____ EXERCISE MATERIALS
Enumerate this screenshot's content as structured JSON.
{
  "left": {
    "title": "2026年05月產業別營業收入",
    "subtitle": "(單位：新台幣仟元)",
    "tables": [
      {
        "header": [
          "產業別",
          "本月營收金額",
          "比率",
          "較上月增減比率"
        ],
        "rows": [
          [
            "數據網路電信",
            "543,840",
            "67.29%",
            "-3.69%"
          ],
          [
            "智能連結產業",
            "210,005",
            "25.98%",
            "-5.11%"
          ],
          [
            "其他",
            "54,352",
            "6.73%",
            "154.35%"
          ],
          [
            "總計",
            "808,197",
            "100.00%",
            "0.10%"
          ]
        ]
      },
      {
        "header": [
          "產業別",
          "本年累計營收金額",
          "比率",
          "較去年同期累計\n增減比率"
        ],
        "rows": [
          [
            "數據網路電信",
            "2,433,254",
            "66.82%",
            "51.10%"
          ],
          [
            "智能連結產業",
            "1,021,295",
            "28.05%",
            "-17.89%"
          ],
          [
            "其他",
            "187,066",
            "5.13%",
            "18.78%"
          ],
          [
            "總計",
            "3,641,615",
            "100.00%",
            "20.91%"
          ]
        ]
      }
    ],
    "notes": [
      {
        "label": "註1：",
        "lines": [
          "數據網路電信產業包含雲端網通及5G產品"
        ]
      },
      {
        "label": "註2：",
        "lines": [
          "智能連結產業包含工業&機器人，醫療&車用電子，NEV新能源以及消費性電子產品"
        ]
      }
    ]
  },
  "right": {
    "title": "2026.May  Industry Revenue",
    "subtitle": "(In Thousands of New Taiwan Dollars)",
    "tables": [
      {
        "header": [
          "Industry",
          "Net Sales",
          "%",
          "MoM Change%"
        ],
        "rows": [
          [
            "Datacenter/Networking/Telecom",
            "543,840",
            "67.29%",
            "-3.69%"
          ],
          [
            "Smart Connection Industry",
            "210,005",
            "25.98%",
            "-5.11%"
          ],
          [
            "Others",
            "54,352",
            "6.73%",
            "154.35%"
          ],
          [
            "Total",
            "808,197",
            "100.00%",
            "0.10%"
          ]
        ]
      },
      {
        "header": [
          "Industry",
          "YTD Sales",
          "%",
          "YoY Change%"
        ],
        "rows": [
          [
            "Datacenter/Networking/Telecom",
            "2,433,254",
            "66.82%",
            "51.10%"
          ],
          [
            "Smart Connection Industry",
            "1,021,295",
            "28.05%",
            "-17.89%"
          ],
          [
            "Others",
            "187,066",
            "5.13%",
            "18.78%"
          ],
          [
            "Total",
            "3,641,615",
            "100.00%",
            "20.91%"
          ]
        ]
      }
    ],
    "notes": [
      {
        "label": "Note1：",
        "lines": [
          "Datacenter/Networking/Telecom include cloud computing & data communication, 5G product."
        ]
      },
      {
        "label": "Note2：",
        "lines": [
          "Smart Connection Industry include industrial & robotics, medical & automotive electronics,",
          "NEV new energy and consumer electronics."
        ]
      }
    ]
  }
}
________
_YOUR TASK_:
Repeat the data precisely, reproducing every entry.

_TASK ANSWER_:
Enumerate this screenshot's content as structured JSON.
{
  "left": {
    "title": "2026年05月產業別營業收入",
    "subtitle": "(單位：新台幣仟元)",
    "tables": [
      {
        "header": [
          "產業別",
          "本月營收金額",
          "比率",
          "較上月增減比率"
        ],
        "rows": [
          [
            "數據網路電信",
            "543,840",
            "67.29%",
            "-3.69%"
          ],
          [
            "智能連結產業",
            "210,005",
            "25.98%",
            "-5.11%"
          ],
          [
            "其他",
            "54,352",
            "6.73%",
            "154.35%"
          ],
          [
            "總計",
            "808,197",
            "100.00%",
            "0.10%"
          ]
        ]
      },
      {
        "header": [
          "產業別",
          "本年累計營收金額",
          "比率",
          "較去年同期累計\n增減比率"
        ],
        "rows": [
          [
            "數據網路電信",
            "2,433,254",
            "66.82%",
            "51.10%"
          ],
          [
            "智能連結產業",
            "1,021,295",
            "28.05%",
            "-17.89%"
          ],
          [
            "其他",
            "187,066",
            "5.13%",
            "18.78%"
          ],
          [
            "總計",
            "3,641,615",
            "100.00%",
            "20.91%"
          ]
        ]
      }
    ],
    "notes": [
      {
        "label": "註1：",
        "lines": [
          "數據網路電信產業包含雲端網通及5G產品"
        ]
      },
      {
        "label": "註2：",
        "lines": [
          "智能連結產業包含工業&機器人，醫療&車用電子，NEV新能源以及消費性電子產品"
        ]
      }
    ]
  },
  "right": {
    "title": "2026.May  Industry Revenue",
    "subtitle": "(In Thousands of New Taiwan Dollars)",
    "tables": [
      {
        "header": [
          "Industry",
          "Net Sales",
          "%",
          "MoM Change%"
        ],
        "rows": [
          [
            "Datacenter/Networking/Telecom",
            "543,840",
            "67.29%",
            "-3.69%"
          ],
          [
            "Smart Connection Industry",
            "210,005",
            "25.98%",
            "-5.11%"
          ],
          [
            "Others",
            "54,352",
            "6.73%",
            "154.35%"
          ],
          [
            "Total",
            "808,197",
            "100.00%",
            "0.10%"
          ]
        ]
      },
      {
        "header": [
          "Industry",
          "YTD Sales",
          "%",
          "YoY Change%"
        ],
        "rows": [
          [
            "Datacenter/Networking/Telecom",
            "2,433,254",
            "66.82%",
            "51.10%"
          ],
          [
            "Smart Connection Industry",
            "1,021,295",
            "28.05%",
            "-17.89%"
          ],
          [
            "Others",
            "187,066",
            "5.13%",
            "18.78%"
          ],
          [
            "Total",
            "3,641,615",
            "100.00%",
            "20.91%"
          ]
        ]
      }
    ],
    "notes": [
      {
        "label": "Note1：",
        "lines": [
          "Datacenter/Networking/Telecom include cloud computing & data communication, 5G product."
        ]
      },
      {
        "label": "Note2：",
        "lines": [
          "Smart Connection Industry include industrial & robotics, medical & automotive electronics,",
          "NEV new energy and consumer electronics."
        ]
      }
    ]
  }
}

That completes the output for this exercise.